[Saved entries]
'''

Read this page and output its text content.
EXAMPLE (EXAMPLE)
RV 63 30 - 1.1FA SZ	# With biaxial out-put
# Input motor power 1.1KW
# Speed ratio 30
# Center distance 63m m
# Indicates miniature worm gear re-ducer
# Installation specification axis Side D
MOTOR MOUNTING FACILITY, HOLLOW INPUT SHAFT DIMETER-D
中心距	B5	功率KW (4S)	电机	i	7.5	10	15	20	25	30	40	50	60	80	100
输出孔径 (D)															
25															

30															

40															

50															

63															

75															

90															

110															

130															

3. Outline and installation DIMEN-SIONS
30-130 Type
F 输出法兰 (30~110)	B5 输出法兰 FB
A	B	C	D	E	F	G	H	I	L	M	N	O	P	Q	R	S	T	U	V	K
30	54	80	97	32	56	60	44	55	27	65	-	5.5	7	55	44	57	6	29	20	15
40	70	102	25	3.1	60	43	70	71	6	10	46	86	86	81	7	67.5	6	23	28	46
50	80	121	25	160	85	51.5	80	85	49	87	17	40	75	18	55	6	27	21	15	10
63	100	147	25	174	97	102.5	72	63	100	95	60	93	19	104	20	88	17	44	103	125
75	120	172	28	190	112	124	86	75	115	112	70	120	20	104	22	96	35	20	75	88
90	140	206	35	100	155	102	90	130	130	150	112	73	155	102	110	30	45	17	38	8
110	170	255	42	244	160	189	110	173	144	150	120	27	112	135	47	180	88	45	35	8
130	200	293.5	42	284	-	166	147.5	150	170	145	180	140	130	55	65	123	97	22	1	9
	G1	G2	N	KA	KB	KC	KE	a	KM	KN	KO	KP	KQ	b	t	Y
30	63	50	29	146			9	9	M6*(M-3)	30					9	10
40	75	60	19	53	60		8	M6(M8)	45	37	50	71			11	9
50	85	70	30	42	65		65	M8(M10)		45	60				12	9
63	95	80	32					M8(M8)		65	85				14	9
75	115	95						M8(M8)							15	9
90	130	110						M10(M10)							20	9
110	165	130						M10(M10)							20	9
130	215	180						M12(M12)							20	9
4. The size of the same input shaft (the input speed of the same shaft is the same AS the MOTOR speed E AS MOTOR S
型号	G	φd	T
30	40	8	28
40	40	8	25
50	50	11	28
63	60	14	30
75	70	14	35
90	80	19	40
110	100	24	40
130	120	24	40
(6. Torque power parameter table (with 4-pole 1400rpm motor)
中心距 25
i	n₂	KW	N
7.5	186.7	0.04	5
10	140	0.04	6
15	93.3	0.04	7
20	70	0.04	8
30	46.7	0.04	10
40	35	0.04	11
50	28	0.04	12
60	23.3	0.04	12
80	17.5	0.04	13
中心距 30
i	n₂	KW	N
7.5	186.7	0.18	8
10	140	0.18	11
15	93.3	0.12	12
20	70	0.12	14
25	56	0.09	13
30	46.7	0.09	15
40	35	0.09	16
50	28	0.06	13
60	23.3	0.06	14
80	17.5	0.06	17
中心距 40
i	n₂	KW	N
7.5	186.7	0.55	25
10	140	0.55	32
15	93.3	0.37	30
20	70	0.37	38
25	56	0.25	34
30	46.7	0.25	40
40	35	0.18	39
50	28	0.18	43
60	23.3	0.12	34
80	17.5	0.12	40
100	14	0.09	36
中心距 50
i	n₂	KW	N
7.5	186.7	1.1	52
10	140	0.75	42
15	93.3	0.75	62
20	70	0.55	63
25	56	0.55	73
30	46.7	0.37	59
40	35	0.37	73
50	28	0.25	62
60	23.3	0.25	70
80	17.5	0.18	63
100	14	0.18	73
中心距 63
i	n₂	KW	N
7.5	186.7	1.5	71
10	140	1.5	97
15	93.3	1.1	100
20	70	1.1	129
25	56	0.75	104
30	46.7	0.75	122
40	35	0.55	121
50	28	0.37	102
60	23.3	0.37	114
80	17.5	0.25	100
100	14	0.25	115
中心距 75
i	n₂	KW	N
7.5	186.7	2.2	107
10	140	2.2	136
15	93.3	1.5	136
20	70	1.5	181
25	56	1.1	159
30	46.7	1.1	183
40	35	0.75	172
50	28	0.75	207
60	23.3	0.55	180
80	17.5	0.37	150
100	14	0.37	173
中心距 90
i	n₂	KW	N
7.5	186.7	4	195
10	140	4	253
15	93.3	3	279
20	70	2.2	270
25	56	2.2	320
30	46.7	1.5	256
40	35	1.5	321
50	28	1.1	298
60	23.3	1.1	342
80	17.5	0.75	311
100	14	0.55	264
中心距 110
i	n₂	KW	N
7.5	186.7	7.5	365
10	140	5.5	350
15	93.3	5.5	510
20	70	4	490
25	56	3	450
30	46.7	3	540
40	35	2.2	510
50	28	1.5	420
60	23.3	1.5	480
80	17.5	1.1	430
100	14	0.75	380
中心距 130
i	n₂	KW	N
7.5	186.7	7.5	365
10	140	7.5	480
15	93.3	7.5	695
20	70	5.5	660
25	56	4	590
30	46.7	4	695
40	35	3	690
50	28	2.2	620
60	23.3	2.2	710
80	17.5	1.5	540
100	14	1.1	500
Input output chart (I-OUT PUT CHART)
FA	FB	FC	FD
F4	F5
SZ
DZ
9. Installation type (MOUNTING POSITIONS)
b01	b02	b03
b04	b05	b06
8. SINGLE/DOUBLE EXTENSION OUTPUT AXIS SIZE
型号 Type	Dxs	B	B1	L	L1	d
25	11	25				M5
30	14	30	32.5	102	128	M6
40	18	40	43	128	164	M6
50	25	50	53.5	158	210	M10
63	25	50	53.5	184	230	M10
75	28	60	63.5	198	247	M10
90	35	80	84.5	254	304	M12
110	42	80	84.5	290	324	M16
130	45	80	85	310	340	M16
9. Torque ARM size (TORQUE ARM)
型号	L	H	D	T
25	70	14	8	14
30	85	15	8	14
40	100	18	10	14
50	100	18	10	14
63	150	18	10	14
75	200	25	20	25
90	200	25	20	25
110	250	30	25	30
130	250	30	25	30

'''

# Given instruction
Find the word "Torque" in the entries above and gather every line that holds it.

# The reply
(6. Torque power parameter table (with 4-pole 1400rpm motor)
9. Torque ARM size (TORQUE ARM)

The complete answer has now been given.